» **What is being asked**: Output the records. Match them exactly.
────────────────────
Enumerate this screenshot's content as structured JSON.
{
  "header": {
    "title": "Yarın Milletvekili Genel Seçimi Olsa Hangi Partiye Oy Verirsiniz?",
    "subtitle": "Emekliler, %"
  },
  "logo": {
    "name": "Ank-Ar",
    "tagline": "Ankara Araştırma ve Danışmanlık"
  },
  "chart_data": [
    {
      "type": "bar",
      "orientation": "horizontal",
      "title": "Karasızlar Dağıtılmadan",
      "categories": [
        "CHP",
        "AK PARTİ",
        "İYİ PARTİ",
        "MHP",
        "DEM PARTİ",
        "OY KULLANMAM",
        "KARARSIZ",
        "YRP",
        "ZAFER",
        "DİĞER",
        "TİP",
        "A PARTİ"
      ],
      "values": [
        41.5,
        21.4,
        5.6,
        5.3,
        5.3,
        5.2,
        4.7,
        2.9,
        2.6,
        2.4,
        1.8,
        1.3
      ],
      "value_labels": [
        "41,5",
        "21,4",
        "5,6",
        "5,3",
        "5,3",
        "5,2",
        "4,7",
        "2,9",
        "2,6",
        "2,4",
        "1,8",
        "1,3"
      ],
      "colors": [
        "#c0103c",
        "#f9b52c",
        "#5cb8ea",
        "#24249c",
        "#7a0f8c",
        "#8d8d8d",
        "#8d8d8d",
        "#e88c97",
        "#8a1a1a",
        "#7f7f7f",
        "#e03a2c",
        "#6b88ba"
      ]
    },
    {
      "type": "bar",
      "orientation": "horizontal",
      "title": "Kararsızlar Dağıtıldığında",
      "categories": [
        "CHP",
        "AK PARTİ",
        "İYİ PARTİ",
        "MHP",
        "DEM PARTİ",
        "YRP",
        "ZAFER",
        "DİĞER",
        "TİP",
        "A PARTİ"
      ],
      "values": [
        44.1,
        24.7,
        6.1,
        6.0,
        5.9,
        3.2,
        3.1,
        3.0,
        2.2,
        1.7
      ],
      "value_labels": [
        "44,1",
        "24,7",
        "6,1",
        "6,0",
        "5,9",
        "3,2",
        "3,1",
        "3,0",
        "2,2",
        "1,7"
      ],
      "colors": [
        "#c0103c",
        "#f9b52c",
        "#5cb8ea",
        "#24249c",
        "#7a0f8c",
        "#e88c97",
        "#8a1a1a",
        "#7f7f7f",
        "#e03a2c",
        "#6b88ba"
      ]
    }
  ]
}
────────────────────
» **Worked solution**:
Enumerate this screenshot's content as structured JSON.
{
  "header": {
    "title": "Yarın Milletvekili Genel Seçimi Olsa Hangi Partiye Oy Verirsiniz?",
    "subtitle": "Emekliler, %"
  },
  "logo": {
    "name": "Ank-Ar",
    "tagline": "Ankara Araştırma ve Danışmanlık"
  },
  "chart_data": [
    {
      "type": "bar",
      "orientation": "horizontal",
      "title": "Karasızlar Dağıtılmadan",
      "categories": [
        "CHP",
        "AK PARTİ",
        "İYİ PARTİ",
        "MHP",
        "DEM PARTİ",
        "OY KULLANMAM",
        "KARARSIZ",
        "YRP",
        "ZAFER",
        "DİĞER",
        "TİP",
        "A PARTİ"
      ],
      "values": [
        41.5,
        21.4,
        5.6,
        5.3,
        5.3,
        5.2,
        4.7,
        2.9,
        2.6,
        2.4,
        1.8,
        1.3
      ],
      "value_labels": [
        "41,5",
        "21,4",
        "5,6",
        "5,3",
        "5,3",
        "5,2",
        "4,7",
        "2,9",
        "2,6",
        "2,4",
        "1,8",
        "1,3"
      ],
      "colors": [
        "#c0103c",
        "#f9b52c",
        "#5cb8ea",
        "#24249c",
        "#7a0f8c",
        "#8d8d8d",
        "#8d8d8d",
        "#e88c97",
        "#8a1a1a",
        "#7f7f7f",
        "#e03a2c",
        "#6b88ba"
      ]
    },
    {
      "type": "bar",
      "orientation": "horizontal",
      "title": "Kararsızlar Dağıtıldığında",
      "categories": [
        "CHP",
        "AK PARTİ",
        "İYİ PARTİ",
        "MHP",
        "DEM PARTİ",
        "YRP",
        "ZAFER",
        "DİĞER",
        "TİP",
        "A PARTİ"
      ],
      "values": [
        44.1,
        24.7,
        6.1,
        6.0,
        5.9,
        3.2,
        3.1,
        3.0,
        2.2,
        1.7
      ],
      "value_labels": [
        "44,1",
        "24,7",
        "6,1",
        "6,0",
        "5,9",
        "3,2",
        "3,1",
        "3,0",
        "2,2",
        "1,7"
      ],
      "colors": [
        "#c0103c",
        "#f9b52c",
        "#5cb8ea",
        "#24249c",
        "#7a0f8c",
        "#e88c97",
        "#8a1a1a",
        "#7f7f7f",
        "#e03a2c",
        "#6b88ba"
      ]
    }
  ]
}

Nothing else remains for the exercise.